_WORK REQUIRED_.
Write the entries out again exactly as they stand, but without the pictures.

___ STORED RECORDS ___

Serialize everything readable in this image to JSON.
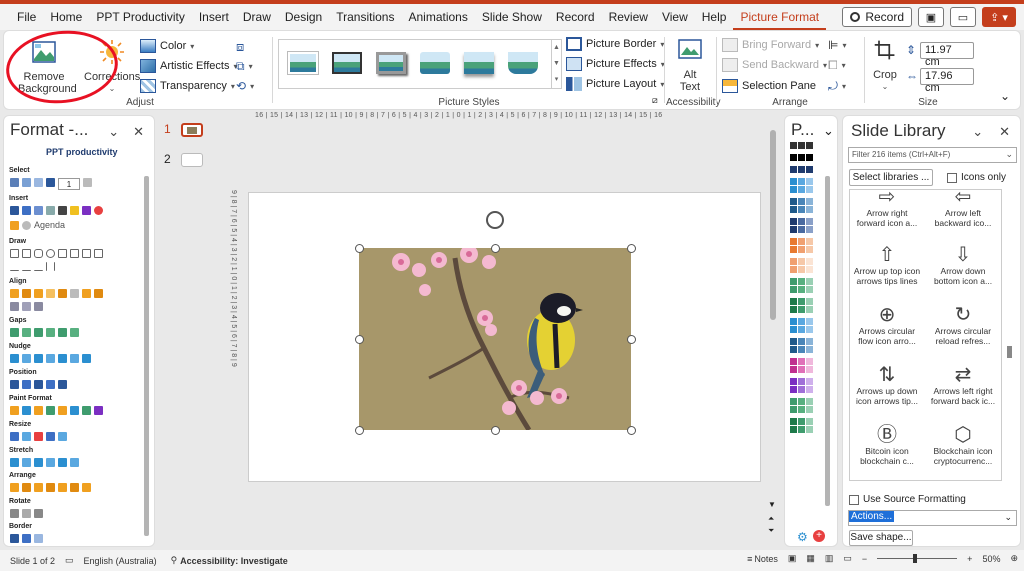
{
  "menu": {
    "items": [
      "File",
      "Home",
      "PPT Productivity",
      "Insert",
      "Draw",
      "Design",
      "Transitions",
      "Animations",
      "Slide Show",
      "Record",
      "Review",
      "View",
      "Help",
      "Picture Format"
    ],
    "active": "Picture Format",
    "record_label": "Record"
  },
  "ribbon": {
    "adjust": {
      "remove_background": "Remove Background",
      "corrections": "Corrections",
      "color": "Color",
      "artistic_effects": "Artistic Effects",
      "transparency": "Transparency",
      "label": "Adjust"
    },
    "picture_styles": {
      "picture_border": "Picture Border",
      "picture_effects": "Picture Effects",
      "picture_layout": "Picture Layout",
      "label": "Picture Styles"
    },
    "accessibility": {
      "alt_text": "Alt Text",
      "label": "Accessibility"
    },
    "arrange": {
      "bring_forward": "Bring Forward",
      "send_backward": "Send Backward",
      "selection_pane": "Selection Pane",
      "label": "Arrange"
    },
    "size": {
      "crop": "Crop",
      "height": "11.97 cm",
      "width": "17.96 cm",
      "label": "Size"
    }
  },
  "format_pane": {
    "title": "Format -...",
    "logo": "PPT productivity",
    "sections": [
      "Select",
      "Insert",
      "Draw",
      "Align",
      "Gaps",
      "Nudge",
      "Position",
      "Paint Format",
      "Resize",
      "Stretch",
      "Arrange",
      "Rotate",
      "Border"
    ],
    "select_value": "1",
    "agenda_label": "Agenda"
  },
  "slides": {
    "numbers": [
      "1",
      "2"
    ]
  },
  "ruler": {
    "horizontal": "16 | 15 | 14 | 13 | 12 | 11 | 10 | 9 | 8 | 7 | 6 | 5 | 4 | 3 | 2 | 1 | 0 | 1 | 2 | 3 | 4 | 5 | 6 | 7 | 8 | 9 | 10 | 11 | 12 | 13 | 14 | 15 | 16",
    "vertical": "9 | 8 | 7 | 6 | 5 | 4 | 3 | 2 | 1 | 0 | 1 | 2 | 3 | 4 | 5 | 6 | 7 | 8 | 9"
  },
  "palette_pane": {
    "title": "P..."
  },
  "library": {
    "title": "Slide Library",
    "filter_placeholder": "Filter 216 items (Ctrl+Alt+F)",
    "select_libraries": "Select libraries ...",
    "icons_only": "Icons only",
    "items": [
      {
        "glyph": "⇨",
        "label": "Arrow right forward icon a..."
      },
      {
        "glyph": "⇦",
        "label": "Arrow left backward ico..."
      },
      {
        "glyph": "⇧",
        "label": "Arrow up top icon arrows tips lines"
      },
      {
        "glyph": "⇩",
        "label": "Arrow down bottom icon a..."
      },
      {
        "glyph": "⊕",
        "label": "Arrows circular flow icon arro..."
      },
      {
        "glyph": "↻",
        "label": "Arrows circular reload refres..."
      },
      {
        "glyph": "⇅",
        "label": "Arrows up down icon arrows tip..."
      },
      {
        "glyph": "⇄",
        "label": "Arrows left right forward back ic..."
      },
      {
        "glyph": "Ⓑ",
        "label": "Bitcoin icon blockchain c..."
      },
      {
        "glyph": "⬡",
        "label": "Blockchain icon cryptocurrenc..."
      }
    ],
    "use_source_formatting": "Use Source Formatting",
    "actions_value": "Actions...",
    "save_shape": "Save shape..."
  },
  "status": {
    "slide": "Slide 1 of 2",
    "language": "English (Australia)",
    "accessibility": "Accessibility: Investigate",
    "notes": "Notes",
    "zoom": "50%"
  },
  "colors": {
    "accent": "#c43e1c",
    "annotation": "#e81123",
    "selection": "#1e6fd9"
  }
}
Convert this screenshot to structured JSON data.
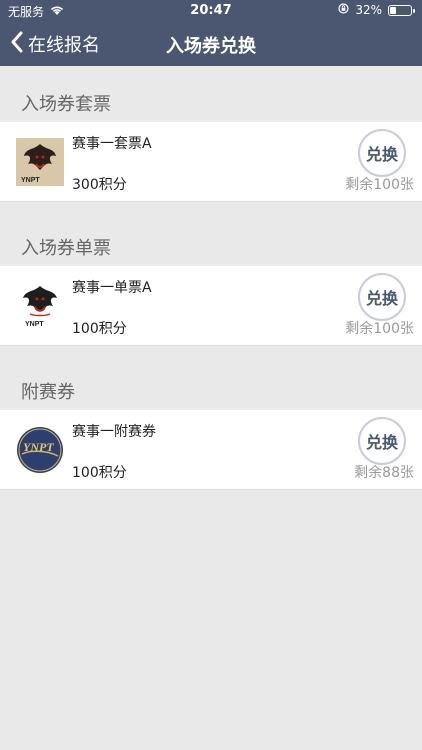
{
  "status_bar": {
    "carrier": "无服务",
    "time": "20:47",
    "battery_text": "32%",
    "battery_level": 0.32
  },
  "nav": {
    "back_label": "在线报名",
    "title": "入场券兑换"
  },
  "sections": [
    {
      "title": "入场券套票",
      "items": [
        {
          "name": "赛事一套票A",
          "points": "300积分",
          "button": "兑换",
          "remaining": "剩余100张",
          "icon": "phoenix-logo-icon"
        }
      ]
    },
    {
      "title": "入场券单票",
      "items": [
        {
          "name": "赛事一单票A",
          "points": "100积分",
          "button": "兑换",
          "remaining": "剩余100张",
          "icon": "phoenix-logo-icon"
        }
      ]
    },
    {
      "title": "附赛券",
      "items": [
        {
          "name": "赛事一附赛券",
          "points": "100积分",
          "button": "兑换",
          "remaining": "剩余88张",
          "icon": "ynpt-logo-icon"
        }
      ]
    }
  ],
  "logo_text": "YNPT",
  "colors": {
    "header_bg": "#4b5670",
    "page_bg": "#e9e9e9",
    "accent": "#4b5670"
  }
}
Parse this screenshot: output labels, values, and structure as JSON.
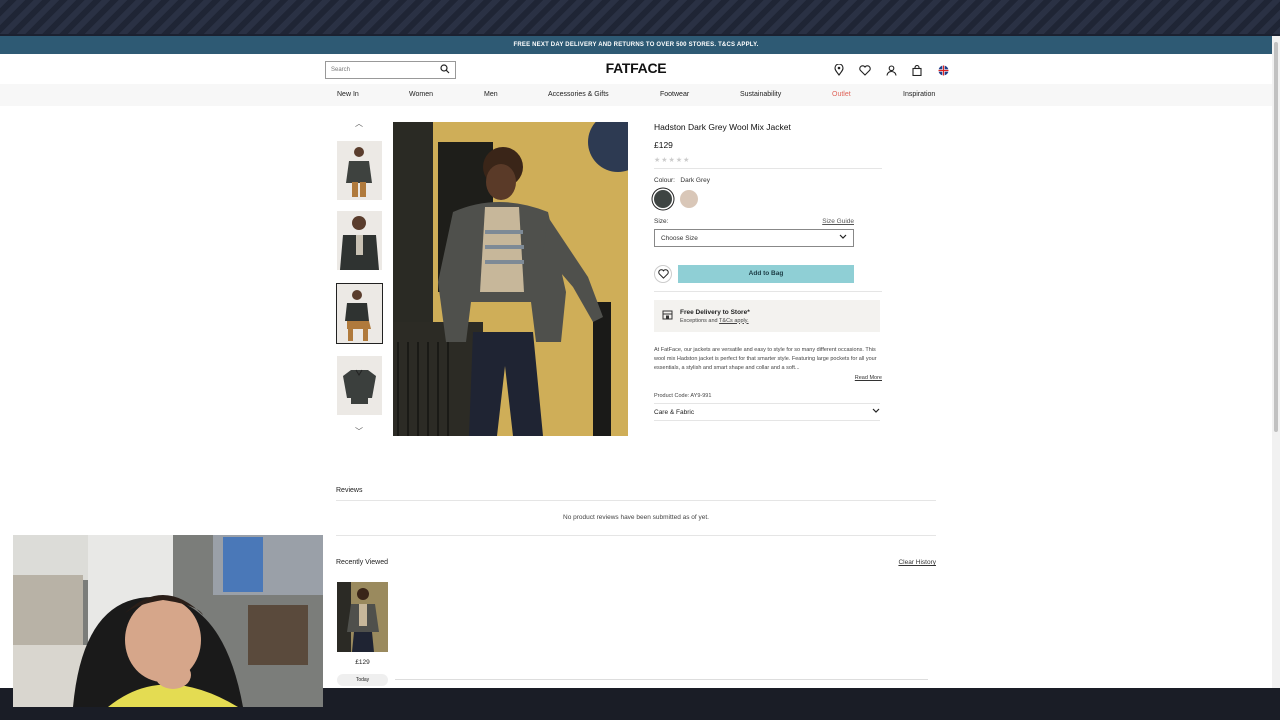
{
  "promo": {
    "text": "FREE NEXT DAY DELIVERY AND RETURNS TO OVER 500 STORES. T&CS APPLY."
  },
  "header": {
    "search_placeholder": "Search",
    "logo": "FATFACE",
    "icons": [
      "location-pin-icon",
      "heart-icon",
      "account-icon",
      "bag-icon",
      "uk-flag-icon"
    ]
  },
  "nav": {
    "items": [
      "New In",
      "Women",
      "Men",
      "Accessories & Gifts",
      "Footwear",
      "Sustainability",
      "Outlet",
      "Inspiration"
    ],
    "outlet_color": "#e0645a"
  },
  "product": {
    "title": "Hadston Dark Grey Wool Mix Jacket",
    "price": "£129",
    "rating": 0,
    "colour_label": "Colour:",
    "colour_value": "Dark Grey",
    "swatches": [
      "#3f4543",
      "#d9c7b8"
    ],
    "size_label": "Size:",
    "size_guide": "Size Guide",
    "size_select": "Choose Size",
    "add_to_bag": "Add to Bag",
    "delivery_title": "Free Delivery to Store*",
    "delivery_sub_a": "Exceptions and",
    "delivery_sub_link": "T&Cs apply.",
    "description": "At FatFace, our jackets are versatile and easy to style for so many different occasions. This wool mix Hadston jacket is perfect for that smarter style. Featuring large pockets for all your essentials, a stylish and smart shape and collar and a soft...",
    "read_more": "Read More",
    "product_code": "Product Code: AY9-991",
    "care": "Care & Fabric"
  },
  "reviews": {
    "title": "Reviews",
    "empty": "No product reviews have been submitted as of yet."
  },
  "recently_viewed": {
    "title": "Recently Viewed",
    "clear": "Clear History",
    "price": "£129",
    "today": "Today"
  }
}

___

_TASK SOLUTION_.
Serialize everything readable in this image to JSON.
{
  "menu": {
    "items": [
      "File",
      "Home",
      "PPT Productivity",
      "Insert",
      "Draw",
      "Design",
      "Transitions",
      "Animations",
      "Slide Show",
      "Record",
      "Review",
      "View",
      "Help",
      "Picture Format"
    ],
    "active": "Picture Format",
    "record_label": "Record"
  },
  "ribbon": {
    "adjust": {
      "remove_background": "Remove Background",
      "corrections": "Corrections",
      "color": "Color",
      "artistic_effects": "Artistic Effects",
      "transparency": "Transparency",
      "label": "Adjust"
    },
    "picture_styles": {
      "picture_border": "Picture Border",
      "picture_effects": "Picture Effects",
      "picture_layout": "Picture Layout",
      "label": "Picture Styles"
    },
    "accessibility": {
      "alt_text": "Alt Text",
      "label": "Accessibility"
    },
    "arrange": {
      "bring_forward": "Bring Forward",
      "send_backward": "Send Backward",
      "selection_pane": "Selection Pane",
      "label": "Arrange"
    },
    "size": {
      "crop": "Crop",
      "height": "11.97 cm",
      "width": "17.96 cm",
      "label": "Size"
    }
  },
  "format_pane": {
    "title": "Format -...",
    "logo": "PPT productivity",
    "sections": [
      "Select",
      "Insert",
      "Draw",
      "Align",
      "Gaps",
      "Nudge",
      "Position",
      "Paint Format",
      "Resize",
      "Stretch",
      "Arrange",
      "Rotate",
      "Border"
    ],
    "select_value": "1",
    "agenda_label": "Agenda"
  },
  "slides": {
    "numbers": [
      "1",
      "2"
    ]
  },
  "ruler": {
    "horizontal": "16 | 15 | 14 | 13 | 12 | 11 | 10 | 9 | 8 | 7 | 6 | 5 | 4 | 3 | 2 | 1 | 0 | 1 | 2 | 3 | 4 | 5 | 6 | 7 | 8 | 9 | 10 | 11 | 12 | 13 | 14 | 15 | 16",
    "vertical": "9 | 8 | 7 | 6 | 5 | 4 | 3 | 2 | 1 | 0 | 1 | 2 | 3 | 4 | 5 | 6 | 7 | 8 | 9"
  },
  "palette_pane": {
    "title": "P..."
  },
  "library": {
    "title": "Slide Library",
    "filter_placeholder": "Filter 216 items (Ctrl+Alt+F)",
    "select_libraries": "Select libraries ...",
    "icons_only": "Icons only",
    "items": [
      {
        "glyph": "⇨",
        "label": "Arrow right forward icon a..."
      },
      {
        "glyph": "⇦",
        "label": "Arrow left backward ico..."
      },
      {
        "glyph": "⇧",
        "label": "Arrow up top icon arrows tips lines"
      },
      {
        "glyph": "⇩",
        "label": "Arrow down bottom icon a..."
      },
      {
        "glyph": "⊕",
        "label": "Arrows circular flow icon arro..."
      },
      {
        "glyph": "↻",
        "label": "Arrows circular reload refres..."
      },
      {
        "glyph": "⇅",
        "label": "Arrows up down icon arrows tip..."
      },
      {
        "glyph": "⇄",
        "label": "Arrows left right forward back ic..."
      },
      {
        "glyph": "Ⓑ",
        "label": "Bitcoin icon blockchain c..."
      },
      {
        "glyph": "⬡",
        "label": "Blockchain icon cryptocurrenc..."
      }
    ],
    "use_source_formatting": "Use Source Formatting",
    "actions_value": "Actions...",
    "save_shape": "Save shape..."
  },
  "status": {
    "slide": "Slide 1 of 2",
    "language": "English (Australia)",
    "accessibility": "Accessibility: Investigate",
    "notes": "Notes",
    "zoom": "50%"
  },
  "colors": {
    "accent": "#c43e1c",
    "annotation": "#e81123",
    "selection": "#1e6fd9"
  }
}
Convert this screenshot to structured JSON data.
{
  "status_bar": {
    "carrier": "无服务",
    "time": "20:47",
    "battery_text": "32%",
    "battery_level": 0.32
  },
  "nav": {
    "back_label": "在线报名",
    "title": "入场券兑换"
  },
  "sections": [
    {
      "title": "入场券套票",
      "items": [
        {
          "name": "赛事一套票A",
          "points": "300积分",
          "button": "兑换",
          "remaining": "剩余100张",
          "icon": "phoenix-logo-icon"
        }
      ]
    },
    {
      "title": "入场券单票",
      "items": [
        {
          "name": "赛事一单票A",
          "points": "100积分",
          "button": "兑换",
          "remaining": "剩余100张",
          "icon": "phoenix-logo-icon"
        }
      ]
    },
    {
      "title": "附赛券",
      "items": [
        {
          "name": "赛事一附赛券",
          "points": "100积分",
          "button": "兑换",
          "remaining": "剩余88张",
          "icon": "ynpt-logo-icon"
        }
      ]
    }
  ],
  "logo_text": "YNPT",
  "colors": {
    "header_bg": "#4b5670",
    "page_bg": "#e9e9e9",
    "accent": "#4b5670"
  }
}
Parse this screenshot: output labels, values, and structure as JSON.
{
  "promo": {
    "text": "FREE NEXT DAY DELIVERY AND RETURNS TO OVER 500 STORES. T&CS APPLY."
  },
  "header": {
    "search_placeholder": "Search",
    "logo": "FATFACE",
    "icons": [
      "location-pin-icon",
      "heart-icon",
      "account-icon",
      "bag-icon",
      "uk-flag-icon"
    ]
  },
  "nav": {
    "items": [
      "New In",
      "Women",
      "Men",
      "Accessories & Gifts",
      "Footwear",
      "Sustainability",
      "Outlet",
      "Inspiration"
    ],
    "outlet_color": "#e0645a"
  },
  "product": {
    "title": "Hadston Dark Grey Wool Mix Jacket",
    "price": "£129",
    "rating": 0,
    "colour_label": "Colour:",
    "colour_value": "Dark Grey",
    "swatches": [
      "#3f4543",
      "#d9c7b8"
    ],
    "size_label": "Size:",
    "size_guide": "Size Guide",
    "size_select": "Choose Size",
    "add_to_bag": "Add to Bag",
    "delivery_title": "Free Delivery to Store*",
    "delivery_sub_a": "Exceptions and",
    "delivery_sub_link": "T&Cs apply.",
    "description": "At FatFace, our jackets are versatile and easy to style for so many different occasions. This wool mix Hadston jacket is perfect for that smarter style. Featuring large pockets for all your essentials, a stylish and smart shape and collar and a soft...",
    "read_more": "Read More",
    "product_code": "Product Code: AY9-991",
    "care": "Care & Fabric"
  },
  "reviews": {
    "title": "Reviews",
    "empty": "No product reviews have been submitted as of yet."
  },
  "recently_viewed": {
    "title": "Recently Viewed",
    "clear": "Clear History",
    "price": "£129",
    "today": "Today"
  }
}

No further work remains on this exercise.